# Lesetext:
____________

Berry Slater: Ich glaube, dass das Ausmaß an Energie, das aufgewendet wurde, um den Kommunikations- und Informationsfluss zu beschleunigen, historisch und sogar kosmisch keinen Vergleich hat. Ich habe zum Beispiel von einer Statistik gehört, die besagt, dass in den letzten ein, zwei Jahren mehr Fotos gemacht wurden als in der gesamten Geschichte der Fotografie davor. Wenn man sich klarmacht, was diese extreme Informationsflut bedeutet … da bin ich ganz bei Franco Berardi Bifo. Diese Mengen kann man organisch nicht mehr verdauen. Wir können diesen irren Informationsfluss nicht mehr aufnehmen. Und nicht nur das: Wir wissen, dass er vom Kapitalismus nur deswegen geduldet wird, weil es darum geht, neue Wege zu finden, um jedes Winkelchen unseres Lebens produktiv zu machen. Ausgerechnet das scheinbar revolutionäre Medium Internet wird zu unserem neuen Gefängnis! Und es erzeugt einen neuen Ekel! Einerseits ist es unumgänglich, und wir müssen mit ihm herumspielen und es in unser Leben integrieren. Andererseits ist es ein Aspekt des großen Käfigs, und wir spüren das auch. Wer will schon eine alternative Kommunikationsplattform gründen? Das schafft doch nur noch mehr Kommunikation. Vielleicht ist meine Meinung extrem, aber das hat einfach nicht mehr den Reiz, den es vor 20 Jahren hatte.

Becker: Soll das heißen, dass jeder Versuch, etwas zu bewirken, von Anfang an zum Scheitern verurteilt ist, dass niemand mehr naiv genug ist, so etwas auch nur vorzuschlagen?

van Mourik Broekman: Oh, nein. Das bezog sich nur auf eine spezifische Perspektive, die von einer Politik der Werkzeuge ausgeht und darin den Ansatzpunkt sieht, um etwas zu verändern. Heute sind die Kommunikationsmittel so komplex und so zentralisiert, dass es einfach sehr schwierig geworden ist, den Herausforderungen auf der Ebene der Werkzeuge zu begegnen. Es ist natürlich auch sehr schwer, dem Politischen direkt zu begegnen. Aber ich bin diesbezüglich noch optimistischer als in Bezug auf Versuche, Alternativen zu Facebook zu entwickeln. Es geht da um zwei recht unterschiedliche Dinge.

Berry Slater: Aber sie sind auch nicht voneinander zu trennen – die Macht, die in Technologien liegt, und die Art und Weise, wie der Kapitalismus die Entwicklung gewisser Tools vorantreibt und neue Realitäten schafft. Es könnte demnach sein, dass wir uns wieder mehr auf das soziale Ende dieses Spektrums konzentrieren müssen und weniger auf das technologische, wie wir das in den 1990er-Jahren taten.

Stalder: Und wo stehen wir jetzt? Wo steht Mute heute? Wird das Projekt irgendwann eingestellt?

van Mourik Broekman: Nein.

Stalder: Warum nicht?

Berry Slater: Weil wir verrückt sind. Ganz offiziell.

____________

# Arbeitsmaterial:
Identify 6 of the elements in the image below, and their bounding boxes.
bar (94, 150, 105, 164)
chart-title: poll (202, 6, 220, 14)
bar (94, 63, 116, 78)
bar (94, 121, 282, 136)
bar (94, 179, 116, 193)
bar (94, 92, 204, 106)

____________

# Aufgabe:
Fasse den Lesetext in zwei Sätzen zusammen.

# Lösung:
Berry Slater spricht von einer beispiellosen Informationsflut, die man organisch nicht mehr verdauen kann, und nennt das Internet ein neues Gefängnis, weil der Kapitalismus damit jedes Winkelchen des Lebens produktiv machen will. Van Mourik Broekman hält Veränderungen auf der Ebene der Werkzeuge für sehr schwierig, ist aber optimistischer, was die direkte Auseinandersetzung mit dem Politischen betrifft, und auf Stalders Frage hin wird klar, dass das Projekt Mute nicht eingestellt werden soll.